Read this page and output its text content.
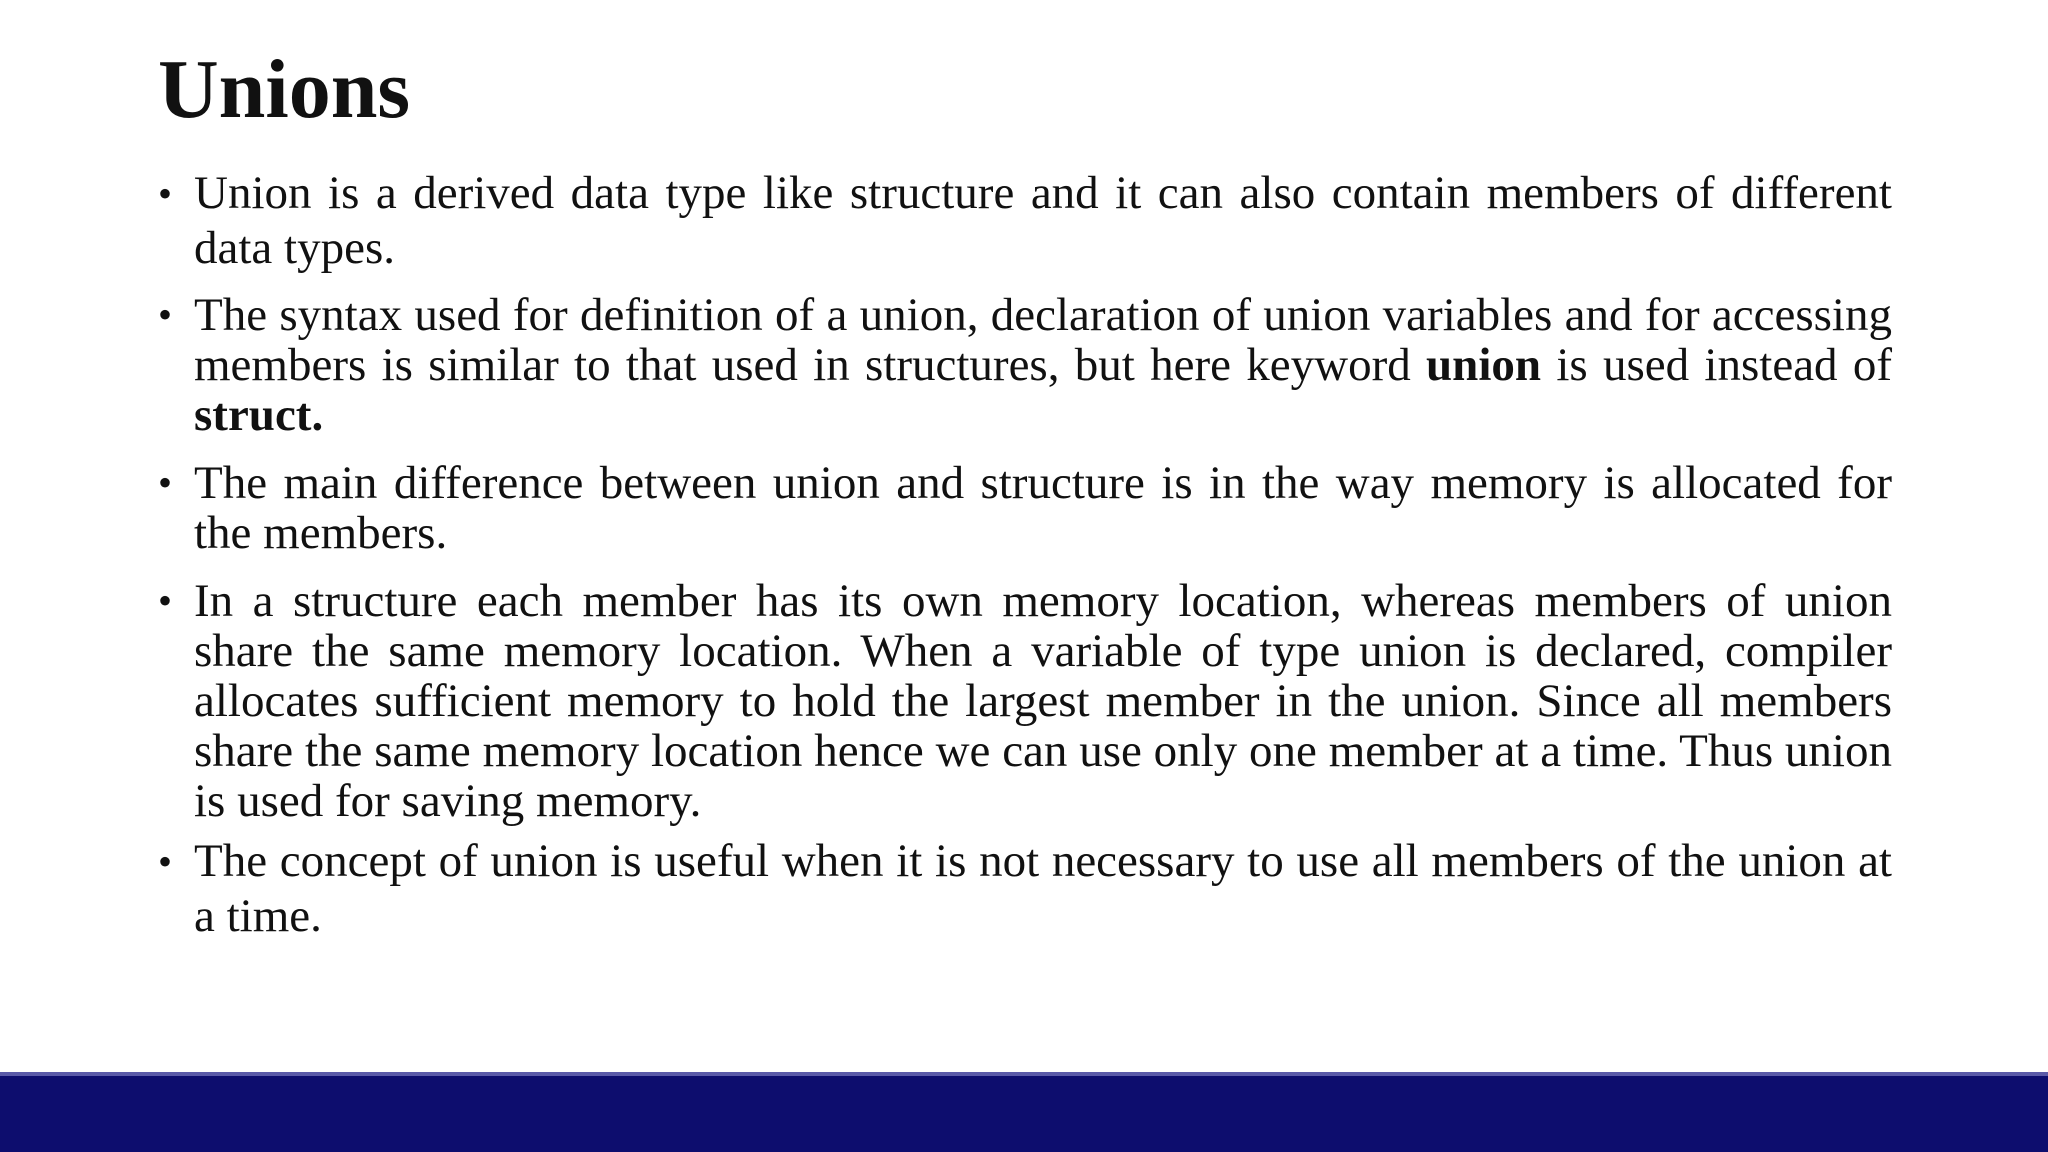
Unions
• Union is a derived data type like structure and it can also contain members of different data types.
• The syntax used for definition of a union, declaration of union variables and for accessing members is similar to that used in structures, but here keyword union is used instead of struct.
• The main difference between union and structure is in the way memory is allocated for the members.
• In a structure each member has its own memory location, whereas members of union share the same memory location. When a variable of type union is declared, compiler allocates sufficient memory to hold the largest member in the union. Since all members share the same memory location hence we can use only one member at a time. Thus union is used for saving memory.
• The concept of union is useful when it is not necessary to use all members of the union at a time.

THE REQUEST → From the listing above, pick out each line where the word "type" appears.

WORKED ANSWER →
• Union is a derived data type like structure and it can also contain members of different data types.
• In a structure each member has its own memory location, whereas members of union share the same memory location. When a variable of type union is declared, compiler allocates sufficient memory to hold the largest member in the union. Since all members share the same memory location hence we can use only one member at a time. Thus union is used for saving memory.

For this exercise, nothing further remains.